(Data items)
========================================

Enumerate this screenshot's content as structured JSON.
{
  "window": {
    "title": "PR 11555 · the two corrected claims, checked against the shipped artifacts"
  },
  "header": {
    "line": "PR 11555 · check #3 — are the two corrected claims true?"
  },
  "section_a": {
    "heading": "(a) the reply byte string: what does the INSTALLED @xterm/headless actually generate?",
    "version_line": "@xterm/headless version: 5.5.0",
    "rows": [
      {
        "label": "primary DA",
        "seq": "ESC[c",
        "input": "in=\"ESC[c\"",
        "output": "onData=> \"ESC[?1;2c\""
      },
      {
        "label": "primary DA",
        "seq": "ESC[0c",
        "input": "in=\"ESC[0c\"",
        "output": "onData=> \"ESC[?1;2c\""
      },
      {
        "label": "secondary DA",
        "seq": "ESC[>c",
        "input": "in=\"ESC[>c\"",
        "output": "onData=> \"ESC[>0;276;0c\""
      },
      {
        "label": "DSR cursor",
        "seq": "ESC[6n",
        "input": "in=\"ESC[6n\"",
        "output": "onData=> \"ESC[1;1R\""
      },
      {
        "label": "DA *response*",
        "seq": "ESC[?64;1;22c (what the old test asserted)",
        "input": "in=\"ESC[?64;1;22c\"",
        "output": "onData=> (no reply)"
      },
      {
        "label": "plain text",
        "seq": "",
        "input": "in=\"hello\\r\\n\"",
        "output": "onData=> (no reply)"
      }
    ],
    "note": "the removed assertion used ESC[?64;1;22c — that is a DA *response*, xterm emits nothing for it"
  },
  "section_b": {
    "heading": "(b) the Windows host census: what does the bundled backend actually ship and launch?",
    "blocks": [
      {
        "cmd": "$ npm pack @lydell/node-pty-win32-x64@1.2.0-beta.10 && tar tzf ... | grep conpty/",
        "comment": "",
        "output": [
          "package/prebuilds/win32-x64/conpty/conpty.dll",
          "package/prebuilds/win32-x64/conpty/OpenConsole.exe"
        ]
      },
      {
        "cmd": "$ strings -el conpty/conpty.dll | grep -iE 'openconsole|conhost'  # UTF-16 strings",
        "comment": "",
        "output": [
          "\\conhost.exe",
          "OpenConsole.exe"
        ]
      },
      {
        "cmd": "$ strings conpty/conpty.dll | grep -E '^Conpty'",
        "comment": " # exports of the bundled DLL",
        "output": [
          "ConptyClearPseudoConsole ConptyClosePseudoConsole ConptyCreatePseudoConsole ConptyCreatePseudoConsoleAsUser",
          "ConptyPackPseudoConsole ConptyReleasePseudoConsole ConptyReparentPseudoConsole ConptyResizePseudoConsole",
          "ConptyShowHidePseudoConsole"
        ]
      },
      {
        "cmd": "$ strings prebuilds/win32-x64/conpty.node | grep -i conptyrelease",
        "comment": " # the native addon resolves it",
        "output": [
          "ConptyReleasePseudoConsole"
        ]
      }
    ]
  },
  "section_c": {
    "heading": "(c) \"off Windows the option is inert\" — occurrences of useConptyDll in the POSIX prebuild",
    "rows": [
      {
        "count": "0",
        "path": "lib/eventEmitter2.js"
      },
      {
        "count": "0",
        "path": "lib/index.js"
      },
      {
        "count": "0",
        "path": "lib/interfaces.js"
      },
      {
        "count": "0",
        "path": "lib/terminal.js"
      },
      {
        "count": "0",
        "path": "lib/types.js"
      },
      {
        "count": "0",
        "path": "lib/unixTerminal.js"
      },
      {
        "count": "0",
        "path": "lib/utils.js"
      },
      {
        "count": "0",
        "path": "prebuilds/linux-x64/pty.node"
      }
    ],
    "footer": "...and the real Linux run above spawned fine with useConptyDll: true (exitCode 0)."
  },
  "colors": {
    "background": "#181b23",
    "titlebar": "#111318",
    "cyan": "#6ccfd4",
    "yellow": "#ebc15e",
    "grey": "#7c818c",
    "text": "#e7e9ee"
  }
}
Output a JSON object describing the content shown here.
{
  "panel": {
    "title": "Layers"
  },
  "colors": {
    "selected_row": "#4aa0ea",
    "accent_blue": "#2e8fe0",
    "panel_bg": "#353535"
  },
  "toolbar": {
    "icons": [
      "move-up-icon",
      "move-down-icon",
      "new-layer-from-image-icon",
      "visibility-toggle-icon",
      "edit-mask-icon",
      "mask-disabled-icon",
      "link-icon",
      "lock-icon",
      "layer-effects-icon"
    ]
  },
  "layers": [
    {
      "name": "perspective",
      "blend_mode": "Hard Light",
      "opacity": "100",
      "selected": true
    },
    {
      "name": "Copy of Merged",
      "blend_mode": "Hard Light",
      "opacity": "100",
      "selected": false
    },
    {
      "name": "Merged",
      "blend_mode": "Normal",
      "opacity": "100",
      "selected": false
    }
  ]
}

========================================

Reproduce exactly the line that holds "Output a JSON", then every line after it, ending with the final line of the records above.

Output a JSON object describing the content shown here.
{
  "panel": {
    "title": "Layers"
  },
  "colors": {
    "selected_row": "#4aa0ea",
    "accent_blue": "#2e8fe0",
    "panel_bg": "#353535"
  },
  "toolbar": {
    "icons": [
      "move-up-icon",
      "move-down-icon",
      "new-layer-from-image-icon",
      "visibility-toggle-icon",
      "edit-mask-icon",
      "mask-disabled-icon",
      "link-icon",
      "lock-icon",
      "layer-effects-icon"
    ]
  },
  "layers": [
    {
      "name": "perspective",
      "blend_mode": "Hard Light",
      "opacity": "100",
      "selected": true
    },
    {
      "name": "Copy of Merged",
      "blend_mode": "Hard Light",
      "opacity": "100",
      "selected": false
    },
    {
      "name": "Merged",
      "blend_mode": "Normal",
      "opacity": "100",
      "selected": false
    }
  ]
}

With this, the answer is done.